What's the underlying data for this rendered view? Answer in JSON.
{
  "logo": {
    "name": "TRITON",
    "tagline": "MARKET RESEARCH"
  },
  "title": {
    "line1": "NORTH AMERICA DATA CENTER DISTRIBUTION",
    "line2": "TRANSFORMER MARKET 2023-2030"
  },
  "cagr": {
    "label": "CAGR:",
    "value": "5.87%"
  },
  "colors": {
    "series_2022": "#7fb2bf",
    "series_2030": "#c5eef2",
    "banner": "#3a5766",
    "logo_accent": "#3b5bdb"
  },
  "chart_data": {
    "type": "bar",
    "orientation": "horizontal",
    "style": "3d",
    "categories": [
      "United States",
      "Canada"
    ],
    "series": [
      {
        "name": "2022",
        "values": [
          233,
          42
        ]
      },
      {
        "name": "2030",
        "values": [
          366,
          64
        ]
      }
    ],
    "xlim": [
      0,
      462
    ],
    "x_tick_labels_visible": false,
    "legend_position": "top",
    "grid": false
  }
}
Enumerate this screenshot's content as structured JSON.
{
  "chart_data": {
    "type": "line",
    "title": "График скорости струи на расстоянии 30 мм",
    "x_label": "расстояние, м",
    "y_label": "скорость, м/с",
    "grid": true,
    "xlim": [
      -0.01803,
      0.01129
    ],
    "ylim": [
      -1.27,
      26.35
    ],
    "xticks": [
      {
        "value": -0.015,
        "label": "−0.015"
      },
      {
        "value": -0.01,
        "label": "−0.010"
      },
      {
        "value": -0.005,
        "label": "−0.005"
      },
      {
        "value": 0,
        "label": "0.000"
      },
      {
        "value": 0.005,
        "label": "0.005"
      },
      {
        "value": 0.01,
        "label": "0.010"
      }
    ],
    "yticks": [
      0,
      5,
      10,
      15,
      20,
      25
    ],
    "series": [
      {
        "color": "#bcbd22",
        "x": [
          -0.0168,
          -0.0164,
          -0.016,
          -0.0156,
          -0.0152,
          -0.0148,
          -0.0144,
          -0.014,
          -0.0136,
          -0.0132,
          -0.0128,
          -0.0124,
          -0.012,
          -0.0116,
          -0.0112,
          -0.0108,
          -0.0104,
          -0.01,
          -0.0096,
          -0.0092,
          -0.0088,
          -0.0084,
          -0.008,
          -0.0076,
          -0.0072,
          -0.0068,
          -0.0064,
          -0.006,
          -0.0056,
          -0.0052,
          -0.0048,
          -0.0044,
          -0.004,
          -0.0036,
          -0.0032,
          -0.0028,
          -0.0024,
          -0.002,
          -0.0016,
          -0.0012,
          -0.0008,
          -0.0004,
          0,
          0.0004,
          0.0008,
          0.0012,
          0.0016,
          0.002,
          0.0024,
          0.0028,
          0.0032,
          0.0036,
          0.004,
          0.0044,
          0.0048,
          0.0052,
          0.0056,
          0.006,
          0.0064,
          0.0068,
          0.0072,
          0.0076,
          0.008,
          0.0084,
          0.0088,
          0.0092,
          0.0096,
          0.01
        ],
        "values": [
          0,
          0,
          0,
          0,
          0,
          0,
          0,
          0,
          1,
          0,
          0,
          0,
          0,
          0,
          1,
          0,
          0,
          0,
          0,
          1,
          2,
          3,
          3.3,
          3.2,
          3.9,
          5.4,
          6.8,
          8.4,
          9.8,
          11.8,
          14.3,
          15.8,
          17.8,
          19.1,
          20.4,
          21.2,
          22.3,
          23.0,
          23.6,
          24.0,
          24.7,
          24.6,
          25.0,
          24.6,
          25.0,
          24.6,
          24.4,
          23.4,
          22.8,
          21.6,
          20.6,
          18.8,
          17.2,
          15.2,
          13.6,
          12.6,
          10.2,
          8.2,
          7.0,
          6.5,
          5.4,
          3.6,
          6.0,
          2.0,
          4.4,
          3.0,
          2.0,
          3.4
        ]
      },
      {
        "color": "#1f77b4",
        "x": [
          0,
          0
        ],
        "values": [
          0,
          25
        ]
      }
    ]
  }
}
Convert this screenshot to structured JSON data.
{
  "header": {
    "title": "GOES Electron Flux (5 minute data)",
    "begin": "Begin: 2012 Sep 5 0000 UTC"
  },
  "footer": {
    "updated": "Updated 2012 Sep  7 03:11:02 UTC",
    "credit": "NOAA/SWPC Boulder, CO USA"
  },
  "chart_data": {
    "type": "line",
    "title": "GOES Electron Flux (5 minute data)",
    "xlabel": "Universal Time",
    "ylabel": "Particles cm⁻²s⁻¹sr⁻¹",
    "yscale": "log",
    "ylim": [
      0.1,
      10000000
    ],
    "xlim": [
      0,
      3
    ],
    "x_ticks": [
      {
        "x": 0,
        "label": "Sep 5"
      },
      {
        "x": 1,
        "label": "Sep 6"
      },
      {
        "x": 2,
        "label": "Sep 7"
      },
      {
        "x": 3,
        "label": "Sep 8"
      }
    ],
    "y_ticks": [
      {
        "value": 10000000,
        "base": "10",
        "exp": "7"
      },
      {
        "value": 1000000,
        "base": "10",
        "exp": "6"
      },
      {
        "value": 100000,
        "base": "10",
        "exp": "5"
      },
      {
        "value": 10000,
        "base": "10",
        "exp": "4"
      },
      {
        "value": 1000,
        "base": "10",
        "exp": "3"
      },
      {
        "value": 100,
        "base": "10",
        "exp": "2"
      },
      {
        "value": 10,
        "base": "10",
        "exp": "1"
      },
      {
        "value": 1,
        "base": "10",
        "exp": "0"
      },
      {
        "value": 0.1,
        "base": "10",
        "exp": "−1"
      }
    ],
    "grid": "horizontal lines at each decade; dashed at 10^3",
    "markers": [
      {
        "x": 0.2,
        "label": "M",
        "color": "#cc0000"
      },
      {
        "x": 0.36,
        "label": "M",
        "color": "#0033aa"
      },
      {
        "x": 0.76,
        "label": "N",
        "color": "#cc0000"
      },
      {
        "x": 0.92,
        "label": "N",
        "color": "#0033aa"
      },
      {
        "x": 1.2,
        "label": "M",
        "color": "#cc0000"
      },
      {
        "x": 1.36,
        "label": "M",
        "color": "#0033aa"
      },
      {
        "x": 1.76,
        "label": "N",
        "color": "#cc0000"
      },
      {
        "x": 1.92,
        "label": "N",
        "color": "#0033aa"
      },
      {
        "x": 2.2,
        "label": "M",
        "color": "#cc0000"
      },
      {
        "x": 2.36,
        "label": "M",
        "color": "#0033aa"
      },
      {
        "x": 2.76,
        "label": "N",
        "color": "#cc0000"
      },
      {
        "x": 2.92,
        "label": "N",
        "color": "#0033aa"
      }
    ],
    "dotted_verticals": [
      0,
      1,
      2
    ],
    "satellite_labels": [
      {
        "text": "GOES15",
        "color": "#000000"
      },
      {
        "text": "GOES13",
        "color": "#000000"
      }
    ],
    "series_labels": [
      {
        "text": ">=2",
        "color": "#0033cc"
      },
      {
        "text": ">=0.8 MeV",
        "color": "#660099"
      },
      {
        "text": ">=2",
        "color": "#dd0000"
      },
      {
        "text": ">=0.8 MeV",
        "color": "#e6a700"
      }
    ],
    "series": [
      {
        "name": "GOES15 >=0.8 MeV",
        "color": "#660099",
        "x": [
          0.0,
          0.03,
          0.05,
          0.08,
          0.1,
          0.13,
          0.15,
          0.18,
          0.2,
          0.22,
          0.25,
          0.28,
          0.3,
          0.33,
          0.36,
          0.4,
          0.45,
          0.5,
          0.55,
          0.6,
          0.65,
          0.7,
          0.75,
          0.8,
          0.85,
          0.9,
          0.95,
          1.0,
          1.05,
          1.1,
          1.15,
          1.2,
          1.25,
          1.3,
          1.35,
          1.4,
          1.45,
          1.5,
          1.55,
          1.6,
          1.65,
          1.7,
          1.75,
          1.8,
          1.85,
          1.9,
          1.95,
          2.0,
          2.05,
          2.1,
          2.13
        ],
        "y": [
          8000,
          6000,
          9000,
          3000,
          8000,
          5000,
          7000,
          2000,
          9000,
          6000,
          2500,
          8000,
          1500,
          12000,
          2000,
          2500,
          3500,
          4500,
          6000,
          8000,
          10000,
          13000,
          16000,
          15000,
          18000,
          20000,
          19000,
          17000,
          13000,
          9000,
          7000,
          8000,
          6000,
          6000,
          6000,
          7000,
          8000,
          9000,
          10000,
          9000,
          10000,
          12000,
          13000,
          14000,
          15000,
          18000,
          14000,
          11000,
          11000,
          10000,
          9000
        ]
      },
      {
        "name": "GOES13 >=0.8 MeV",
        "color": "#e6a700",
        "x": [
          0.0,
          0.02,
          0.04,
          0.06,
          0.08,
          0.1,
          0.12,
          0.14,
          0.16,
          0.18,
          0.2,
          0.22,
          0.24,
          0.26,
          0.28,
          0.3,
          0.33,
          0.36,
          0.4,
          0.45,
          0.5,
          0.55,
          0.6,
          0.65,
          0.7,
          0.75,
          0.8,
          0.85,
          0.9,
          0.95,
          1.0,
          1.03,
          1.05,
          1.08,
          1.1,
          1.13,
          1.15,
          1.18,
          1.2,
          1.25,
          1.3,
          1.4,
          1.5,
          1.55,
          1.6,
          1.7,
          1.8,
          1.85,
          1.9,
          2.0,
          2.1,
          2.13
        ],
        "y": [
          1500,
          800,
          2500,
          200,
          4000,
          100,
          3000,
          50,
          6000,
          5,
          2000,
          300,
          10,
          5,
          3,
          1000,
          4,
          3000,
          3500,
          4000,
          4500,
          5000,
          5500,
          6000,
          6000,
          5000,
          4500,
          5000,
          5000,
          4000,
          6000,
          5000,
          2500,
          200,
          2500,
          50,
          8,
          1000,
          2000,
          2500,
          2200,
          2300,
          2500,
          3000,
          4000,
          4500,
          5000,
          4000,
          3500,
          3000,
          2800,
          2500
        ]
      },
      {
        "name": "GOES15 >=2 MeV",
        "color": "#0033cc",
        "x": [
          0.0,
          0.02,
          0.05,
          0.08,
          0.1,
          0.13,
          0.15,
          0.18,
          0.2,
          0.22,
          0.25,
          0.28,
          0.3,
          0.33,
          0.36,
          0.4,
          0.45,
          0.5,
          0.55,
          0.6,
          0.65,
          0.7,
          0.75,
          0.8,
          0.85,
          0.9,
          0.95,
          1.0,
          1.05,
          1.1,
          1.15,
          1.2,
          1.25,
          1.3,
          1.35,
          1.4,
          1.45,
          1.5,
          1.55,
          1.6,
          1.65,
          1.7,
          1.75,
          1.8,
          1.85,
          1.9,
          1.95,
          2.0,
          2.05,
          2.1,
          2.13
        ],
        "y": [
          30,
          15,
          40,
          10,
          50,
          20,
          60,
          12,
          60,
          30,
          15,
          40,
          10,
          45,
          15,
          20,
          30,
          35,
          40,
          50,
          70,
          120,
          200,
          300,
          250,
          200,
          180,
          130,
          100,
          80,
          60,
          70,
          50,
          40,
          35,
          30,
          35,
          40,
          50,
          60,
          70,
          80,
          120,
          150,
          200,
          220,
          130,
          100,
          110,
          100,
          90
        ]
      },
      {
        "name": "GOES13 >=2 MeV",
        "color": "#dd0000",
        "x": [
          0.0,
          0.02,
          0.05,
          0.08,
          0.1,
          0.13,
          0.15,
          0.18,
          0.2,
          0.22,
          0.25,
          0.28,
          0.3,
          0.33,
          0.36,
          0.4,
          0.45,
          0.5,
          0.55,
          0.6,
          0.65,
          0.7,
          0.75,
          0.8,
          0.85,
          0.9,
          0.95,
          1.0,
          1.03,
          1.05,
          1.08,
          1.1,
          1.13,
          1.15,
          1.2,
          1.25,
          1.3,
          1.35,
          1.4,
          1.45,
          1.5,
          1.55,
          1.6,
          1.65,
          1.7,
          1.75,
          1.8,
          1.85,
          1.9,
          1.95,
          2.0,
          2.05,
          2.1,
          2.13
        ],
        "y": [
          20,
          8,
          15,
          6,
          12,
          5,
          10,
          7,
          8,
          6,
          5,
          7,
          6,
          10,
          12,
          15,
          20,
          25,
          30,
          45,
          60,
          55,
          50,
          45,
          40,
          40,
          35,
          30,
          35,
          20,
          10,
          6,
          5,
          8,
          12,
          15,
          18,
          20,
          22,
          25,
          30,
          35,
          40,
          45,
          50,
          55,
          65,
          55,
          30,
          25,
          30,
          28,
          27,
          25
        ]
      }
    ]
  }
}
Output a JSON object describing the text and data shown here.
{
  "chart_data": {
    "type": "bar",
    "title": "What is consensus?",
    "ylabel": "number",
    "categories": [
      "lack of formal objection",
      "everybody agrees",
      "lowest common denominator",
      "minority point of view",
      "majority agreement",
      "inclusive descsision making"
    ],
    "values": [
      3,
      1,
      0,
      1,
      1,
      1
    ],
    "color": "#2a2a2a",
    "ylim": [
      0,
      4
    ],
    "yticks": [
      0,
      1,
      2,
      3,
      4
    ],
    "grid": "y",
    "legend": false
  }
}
* * * * *
▶ [Given instruction]
Look over the material above and show each line where "grid" appears.

▶ [Answer below]
    "grid": false
    "grid": true,
    "grid": "horizontal lines at each decade; dashed at 10^3",
    "grid": "y",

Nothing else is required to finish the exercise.